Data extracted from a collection
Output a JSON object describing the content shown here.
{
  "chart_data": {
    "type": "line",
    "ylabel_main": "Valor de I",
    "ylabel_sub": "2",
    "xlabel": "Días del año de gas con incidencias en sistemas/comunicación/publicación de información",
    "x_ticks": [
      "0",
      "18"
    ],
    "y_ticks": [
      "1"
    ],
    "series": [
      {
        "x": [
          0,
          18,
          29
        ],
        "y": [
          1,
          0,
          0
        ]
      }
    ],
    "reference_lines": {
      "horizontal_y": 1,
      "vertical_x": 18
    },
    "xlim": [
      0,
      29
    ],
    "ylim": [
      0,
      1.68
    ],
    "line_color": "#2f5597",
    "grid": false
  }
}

> GOAL OF THE EXERCISE: Output the listing above exactly as it appears.

> EXERCISE RESPONSE:
Output a JSON object describing the content shown here.
{
  "chart_data": {
    "type": "line",
    "ylabel_main": "Valor de I",
    "ylabel_sub": "2",
    "xlabel": "Días del año de gas con incidencias en sistemas/comunicación/publicación de información",
    "x_ticks": [
      "0",
      "18"
    ],
    "y_ticks": [
      "1"
    ],
    "series": [
      {
        "x": [
          0,
          18,
          29
        ],
        "y": [
          1,
          0,
          0
        ]
      }
    ],
    "reference_lines": {
      "horizontal_y": 1,
      "vertical_x": 18
    },
    "xlim": [
      0,
      29
    ],
    "ylim": [
      0,
      1.68
    ],
    "line_color": "#2f5597",
    "grid": false
  }
}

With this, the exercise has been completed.